**Problem details**
Copy the data below exactly.

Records
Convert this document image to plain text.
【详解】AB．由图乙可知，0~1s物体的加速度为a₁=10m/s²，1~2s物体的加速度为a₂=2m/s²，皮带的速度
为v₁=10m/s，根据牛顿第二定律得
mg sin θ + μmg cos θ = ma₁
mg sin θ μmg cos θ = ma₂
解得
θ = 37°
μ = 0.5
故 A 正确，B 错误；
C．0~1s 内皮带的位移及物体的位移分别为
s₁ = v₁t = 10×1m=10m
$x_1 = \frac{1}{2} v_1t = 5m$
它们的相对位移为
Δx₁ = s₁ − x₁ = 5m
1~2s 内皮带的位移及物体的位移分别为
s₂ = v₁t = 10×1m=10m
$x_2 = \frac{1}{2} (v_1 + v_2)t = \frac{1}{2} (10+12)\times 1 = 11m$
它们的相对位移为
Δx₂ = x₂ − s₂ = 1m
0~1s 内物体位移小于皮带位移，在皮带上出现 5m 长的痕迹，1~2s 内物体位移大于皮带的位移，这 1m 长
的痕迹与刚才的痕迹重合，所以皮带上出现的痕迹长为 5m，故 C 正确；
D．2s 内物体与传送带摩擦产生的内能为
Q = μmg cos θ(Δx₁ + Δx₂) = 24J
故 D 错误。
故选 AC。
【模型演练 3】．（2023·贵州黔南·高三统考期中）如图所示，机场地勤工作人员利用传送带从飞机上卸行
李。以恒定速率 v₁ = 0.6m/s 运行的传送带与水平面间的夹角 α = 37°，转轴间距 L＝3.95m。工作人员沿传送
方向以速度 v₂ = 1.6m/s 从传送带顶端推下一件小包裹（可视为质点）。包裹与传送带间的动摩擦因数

**Written solution**
Convert this document image to plain text.
【详解】AB．由图乙可知，0~1s物体的加速度为a₁=10m/s²，1~2s物体的加速度为a₂=2m/s²，皮带的速度
为v₁=10m/s，根据牛顿第二定律得
mg sin θ + μmg cos θ = ma₁
mg sin θ μmg cos θ = ma₂
解得
θ = 37°
μ = 0.5
故 A 正确，B 错误；
C．0~1s 内皮带的位移及物体的位移分别为
s₁ = v₁t = 10×1m=10m
$x_1 = \frac{1}{2} v_1t = 5m$
它们的相对位移为
Δx₁ = s₁ − x₁ = 5m
1~2s 内皮带的位移及物体的位移分别为
s₂ = v₁t = 10×1m=10m
$x_2 = \frac{1}{2} (v_1 + v_2)t = \frac{1}{2} (10+12)\times 1 = 11m$
它们的相对位移为
Δx₂ = x₂ − s₂ = 1m
0~1s 内物体位移小于皮带位移，在皮带上出现 5m 长的痕迹，1~2s 内物体位移大于皮带的位移，这 1m 长
的痕迹与刚才的痕迹重合，所以皮带上出现的痕迹长为 5m，故 C 正确；
D．2s 内物体与传送带摩擦产生的内能为
Q = μmg cos θ(Δx₁ + Δx₂) = 24J
故 D 错误。
故选 AC。
【模型演练 3】．（2023·贵州黔南·高三统考期中）如图所示，机场地勤工作人员利用传送带从飞机上卸行
李。以恒定速率 v₁ = 0.6m/s 运行的传送带与水平面间的夹角 α = 37°，转轴间距 L＝3.95m。工作人员沿传送
方向以速度 v₂ = 1.6m/s 从传送带顶端推下一件小包裹（可视为质点）。包裹与传送带间的动摩擦因数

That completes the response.